----- EXERCISE MATERIAL -----
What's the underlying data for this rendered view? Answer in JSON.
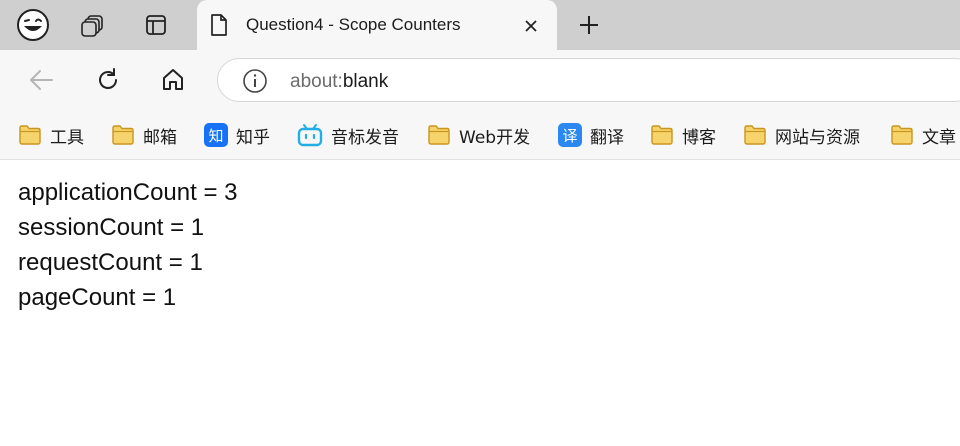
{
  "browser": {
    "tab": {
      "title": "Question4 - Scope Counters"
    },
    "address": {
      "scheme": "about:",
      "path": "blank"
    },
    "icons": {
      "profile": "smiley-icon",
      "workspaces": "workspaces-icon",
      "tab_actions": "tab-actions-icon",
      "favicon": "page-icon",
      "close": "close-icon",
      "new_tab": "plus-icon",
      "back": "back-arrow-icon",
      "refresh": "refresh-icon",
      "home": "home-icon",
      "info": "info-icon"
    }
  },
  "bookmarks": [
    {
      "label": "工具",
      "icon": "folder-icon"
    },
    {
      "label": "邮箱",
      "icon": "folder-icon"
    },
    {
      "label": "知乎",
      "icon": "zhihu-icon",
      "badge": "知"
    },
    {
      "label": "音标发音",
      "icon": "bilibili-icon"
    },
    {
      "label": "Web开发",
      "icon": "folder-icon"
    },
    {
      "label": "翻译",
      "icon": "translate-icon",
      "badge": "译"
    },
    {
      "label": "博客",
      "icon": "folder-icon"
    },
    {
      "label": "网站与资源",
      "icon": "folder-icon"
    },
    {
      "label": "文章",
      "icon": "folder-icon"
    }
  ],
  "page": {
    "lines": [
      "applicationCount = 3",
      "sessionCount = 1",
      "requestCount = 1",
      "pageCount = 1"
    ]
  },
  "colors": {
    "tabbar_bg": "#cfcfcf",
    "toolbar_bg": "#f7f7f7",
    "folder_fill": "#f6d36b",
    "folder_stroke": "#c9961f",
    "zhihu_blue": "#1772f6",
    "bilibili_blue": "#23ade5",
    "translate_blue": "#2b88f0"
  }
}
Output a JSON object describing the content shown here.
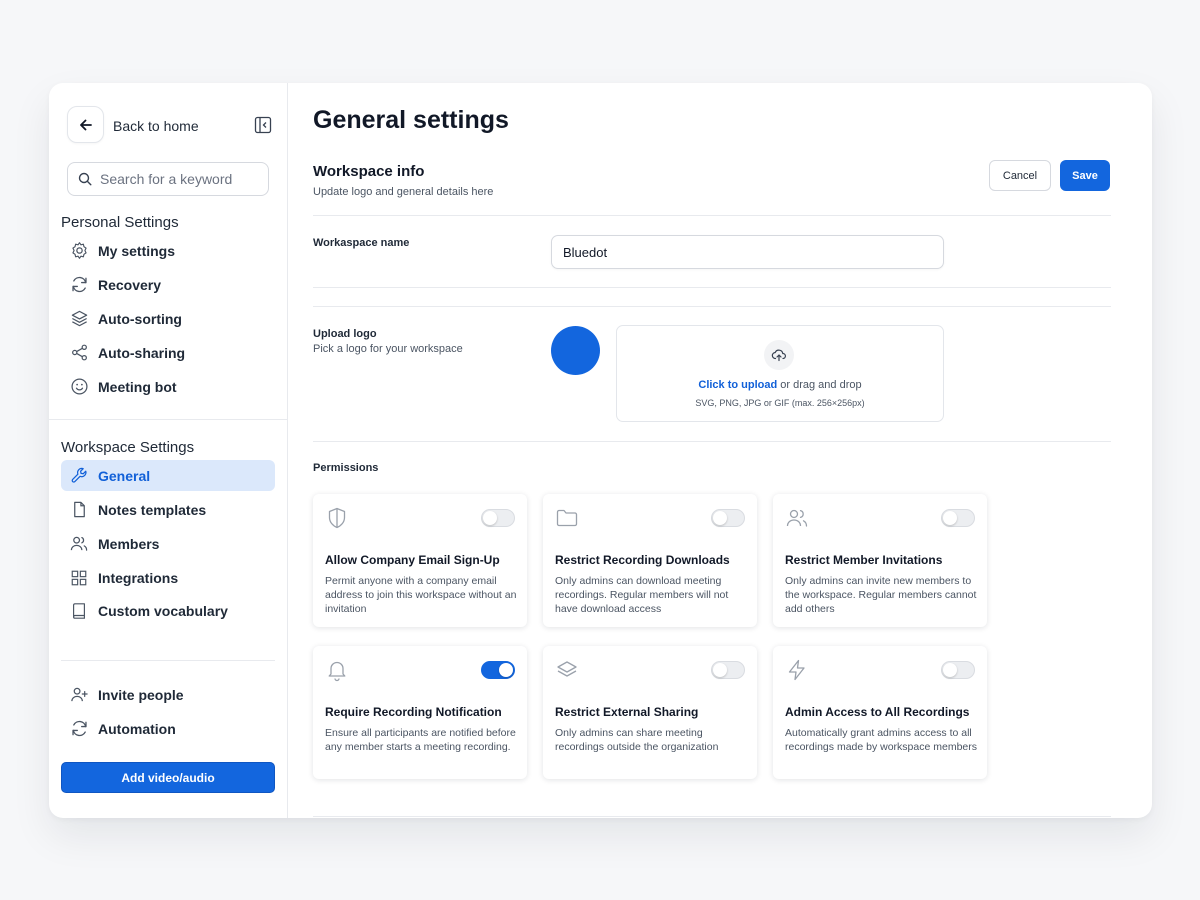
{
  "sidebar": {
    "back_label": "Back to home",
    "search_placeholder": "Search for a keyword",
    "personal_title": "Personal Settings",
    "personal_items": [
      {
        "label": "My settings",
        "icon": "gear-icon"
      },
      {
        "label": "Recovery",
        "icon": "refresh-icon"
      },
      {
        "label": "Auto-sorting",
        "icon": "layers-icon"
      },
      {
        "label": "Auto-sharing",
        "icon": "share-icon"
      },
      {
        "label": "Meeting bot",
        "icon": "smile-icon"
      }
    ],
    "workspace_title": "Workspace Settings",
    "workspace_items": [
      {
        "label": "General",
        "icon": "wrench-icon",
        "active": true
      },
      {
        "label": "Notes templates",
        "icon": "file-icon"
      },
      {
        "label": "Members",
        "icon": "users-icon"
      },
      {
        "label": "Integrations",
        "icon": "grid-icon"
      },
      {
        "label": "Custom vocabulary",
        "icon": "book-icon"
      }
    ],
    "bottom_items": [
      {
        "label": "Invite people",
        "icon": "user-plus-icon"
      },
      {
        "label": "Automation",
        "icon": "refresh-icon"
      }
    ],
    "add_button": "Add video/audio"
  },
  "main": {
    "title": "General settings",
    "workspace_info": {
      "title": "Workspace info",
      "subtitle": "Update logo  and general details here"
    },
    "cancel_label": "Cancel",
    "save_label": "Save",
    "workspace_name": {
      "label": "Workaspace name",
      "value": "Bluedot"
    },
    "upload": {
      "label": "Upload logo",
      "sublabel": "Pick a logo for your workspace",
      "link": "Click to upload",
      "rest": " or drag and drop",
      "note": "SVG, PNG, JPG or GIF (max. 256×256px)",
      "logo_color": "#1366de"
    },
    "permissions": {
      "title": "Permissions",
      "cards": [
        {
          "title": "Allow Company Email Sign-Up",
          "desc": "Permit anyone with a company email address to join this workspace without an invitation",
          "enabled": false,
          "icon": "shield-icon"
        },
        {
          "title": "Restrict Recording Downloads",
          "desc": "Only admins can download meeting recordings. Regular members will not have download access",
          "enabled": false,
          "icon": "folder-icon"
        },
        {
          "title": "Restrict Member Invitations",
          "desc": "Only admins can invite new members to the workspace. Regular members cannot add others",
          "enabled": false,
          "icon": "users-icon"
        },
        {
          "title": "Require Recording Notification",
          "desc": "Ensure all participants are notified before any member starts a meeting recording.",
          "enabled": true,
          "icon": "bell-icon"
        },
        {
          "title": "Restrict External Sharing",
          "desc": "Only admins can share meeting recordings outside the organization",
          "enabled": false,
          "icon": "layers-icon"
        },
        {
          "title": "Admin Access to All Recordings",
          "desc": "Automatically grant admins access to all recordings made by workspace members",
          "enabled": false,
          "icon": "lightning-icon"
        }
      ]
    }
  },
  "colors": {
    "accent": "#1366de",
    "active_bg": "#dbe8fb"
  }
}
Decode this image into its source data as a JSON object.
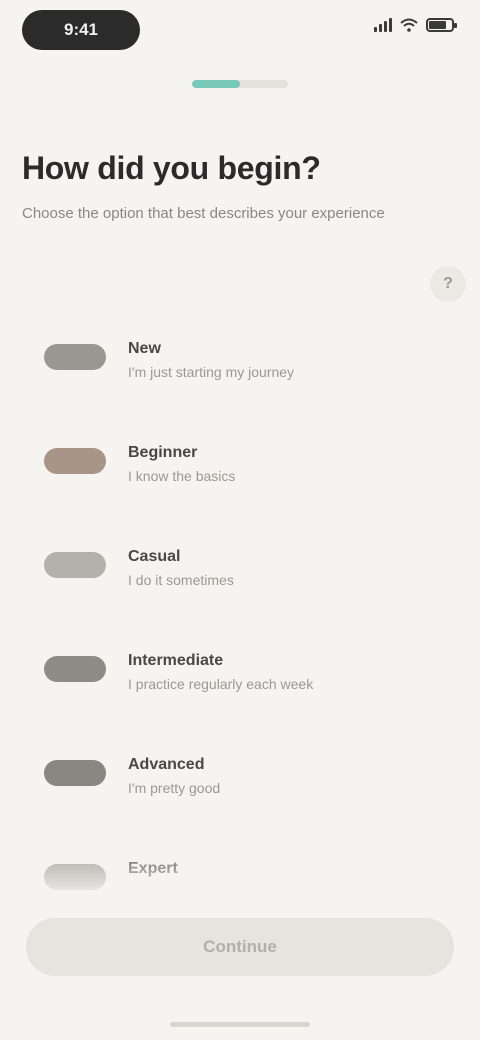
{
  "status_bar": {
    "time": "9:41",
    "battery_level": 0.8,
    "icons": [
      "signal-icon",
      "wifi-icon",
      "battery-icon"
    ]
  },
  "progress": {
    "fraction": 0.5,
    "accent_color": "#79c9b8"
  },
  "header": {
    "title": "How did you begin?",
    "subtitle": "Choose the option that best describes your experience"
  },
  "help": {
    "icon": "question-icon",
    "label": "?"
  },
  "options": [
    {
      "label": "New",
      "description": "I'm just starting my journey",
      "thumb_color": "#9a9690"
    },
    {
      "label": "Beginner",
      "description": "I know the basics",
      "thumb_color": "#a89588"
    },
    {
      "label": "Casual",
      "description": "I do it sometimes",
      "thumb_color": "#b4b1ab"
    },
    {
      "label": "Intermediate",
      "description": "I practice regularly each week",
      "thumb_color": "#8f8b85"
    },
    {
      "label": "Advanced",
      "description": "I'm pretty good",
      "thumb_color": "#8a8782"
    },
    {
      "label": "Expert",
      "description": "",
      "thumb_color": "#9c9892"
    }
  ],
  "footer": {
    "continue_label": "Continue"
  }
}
-----
§ EXERCISE GOAL
What is needed is an exact reproduction of the data, pictures excluded.

§ OUTPUT FOR THIS EXERCISE
What's the underlying data for this rendered view? Answer in JSON.
{
  "browser": {
    "tab": {
      "title": "Question4 - Scope Counters"
    },
    "address": {
      "scheme": "about:",
      "path": "blank"
    },
    "icons": {
      "profile": "smiley-icon",
      "workspaces": "workspaces-icon",
      "tab_actions": "tab-actions-icon",
      "favicon": "page-icon",
      "close": "close-icon",
      "new_tab": "plus-icon",
      "back": "back-arrow-icon",
      "refresh": "refresh-icon",
      "home": "home-icon",
      "info": "info-icon"
    }
  },
  "bookmarks": [
    {
      "label": "工具",
      "icon": "folder-icon"
    },
    {
      "label": "邮箱",
      "icon": "folder-icon"
    },
    {
      "label": "知乎",
      "icon": "zhihu-icon",
      "badge": "知"
    },
    {
      "label": "音标发音",
      "icon": "bilibili-icon"
    },
    {
      "label": "Web开发",
      "icon": "folder-icon"
    },
    {
      "label": "翻译",
      "icon": "translate-icon",
      "badge": "译"
    },
    {
      "label": "博客",
      "icon": "folder-icon"
    },
    {
      "label": "网站与资源",
      "icon": "folder-icon"
    },
    {
      "label": "文章",
      "icon": "folder-icon"
    }
  ],
  "page": {
    "lines": [
      "applicationCount = 3",
      "sessionCount = 1",
      "requestCount = 1",
      "pageCount = 1"
    ]
  },
  "colors": {
    "tabbar_bg": "#cfcfcf",
    "toolbar_bg": "#f7f7f7",
    "folder_fill": "#f6d36b",
    "folder_stroke": "#c9961f",
    "zhihu_blue": "#1772f6",
    "bilibili_blue": "#23ade5",
    "translate_blue": "#2b88f0"
  }
}
Output a JSON object describing the content shown here.
{
  "sidebar": {
    "back_label": "Back to home",
    "search_placeholder": "Search for a keyword",
    "personal_title": "Personal Settings",
    "personal_items": [
      {
        "label": "My settings",
        "icon": "gear-icon"
      },
      {
        "label": "Recovery",
        "icon": "refresh-icon"
      },
      {
        "label": "Auto-sorting",
        "icon": "layers-icon"
      },
      {
        "label": "Auto-sharing",
        "icon": "share-icon"
      },
      {
        "label": "Meeting bot",
        "icon": "smile-icon"
      }
    ],
    "workspace_title": "Workspace Settings",
    "workspace_items": [
      {
        "label": "General",
        "icon": "wrench-icon",
        "active": true
      },
      {
        "label": "Notes templates",
        "icon": "file-icon"
      },
      {
        "label": "Members",
        "icon": "users-icon"
      },
      {
        "label": "Integrations",
        "icon": "grid-icon"
      },
      {
        "label": "Custom vocabulary",
        "icon": "book-icon"
      }
    ],
    "bottom_items": [
      {
        "label": "Invite people",
        "icon": "user-plus-icon"
      },
      {
        "label": "Automation",
        "icon": "refresh-icon"
      }
    ],
    "add_button": "Add video/audio"
  },
  "main": {
    "title": "General settings",
    "workspace_info": {
      "title": "Workspace info",
      "subtitle": "Update logo  and general details here"
    },
    "cancel_label": "Cancel",
    "save_label": "Save",
    "workspace_name": {
      "label": "Workaspace name",
      "value": "Bluedot"
    },
    "upload": {
      "label": "Upload logo",
      "sublabel": "Pick a logo for your workspace",
      "link": "Click to upload",
      "rest": " or drag and drop",
      "note": "SVG, PNG, JPG or GIF (max. 256×256px)",
      "logo_color": "#1366de"
    },
    "permissions": {
      "title": "Permissions",
      "cards": [
        {
          "title": "Allow Company Email Sign-Up",
          "desc": "Permit anyone with a company email address to join this workspace without an invitation",
          "enabled": false,
          "icon": "shield-icon"
        },
        {
          "title": "Restrict Recording Downloads",
          "desc": "Only admins can download meeting recordings. Regular members will not have download access",
          "enabled": false,
          "icon": "folder-icon"
        },
        {
          "title": "Restrict Member Invitations",
          "desc": "Only admins can invite new members to the workspace. Regular members cannot add others",
          "enabled": false,
          "icon": "users-icon"
        },
        {
          "title": "Require Recording Notification",
          "desc": "Ensure all participants are notified before any member starts a meeting recording.",
          "enabled": true,
          "icon": "bell-icon"
        },
        {
          "title": "Restrict External Sharing",
          "desc": "Only admins can share meeting recordings outside the organization",
          "enabled": false,
          "icon": "layers-icon"
        },
        {
          "title": "Admin Access to All Recordings",
          "desc": "Automatically grant admins access to all recordings made by workspace members",
          "enabled": false,
          "icon": "lightning-icon"
        }
      ]
    }
  },
  "colors": {
    "accent": "#1366de",
    "active_bg": "#dbe8fb"
  }
}
Decode this image into its source data as a JSON object.
{
  "status_bar": {
    "time": "9:41",
    "battery_level": 0.8,
    "icons": [
      "signal-icon",
      "wifi-icon",
      "battery-icon"
    ]
  },
  "progress": {
    "fraction": 0.5,
    "accent_color": "#79c9b8"
  },
  "header": {
    "title": "How did you begin?",
    "subtitle": "Choose the option that best describes your experience"
  },
  "help": {
    "icon": "question-icon",
    "label": "?"
  },
  "options": [
    {
      "label": "New",
      "description": "I'm just starting my journey",
      "thumb_color": "#9a9690"
    },
    {
      "label": "Beginner",
      "description": "I know the basics",
      "thumb_color": "#a89588"
    },
    {
      "label": "Casual",
      "description": "I do it sometimes",
      "thumb_color": "#b4b1ab"
    },
    {
      "label": "Intermediate",
      "description": "I practice regularly each week",
      "thumb_color": "#8f8b85"
    },
    {
      "label": "Advanced",
      "description": "I'm pretty good",
      "thumb_color": "#8a8782"
    },
    {
      "label": "Expert",
      "description": "",
      "thumb_color": "#9c9892"
    }
  ],
  "footer": {
    "continue_label": "Continue"
  }
}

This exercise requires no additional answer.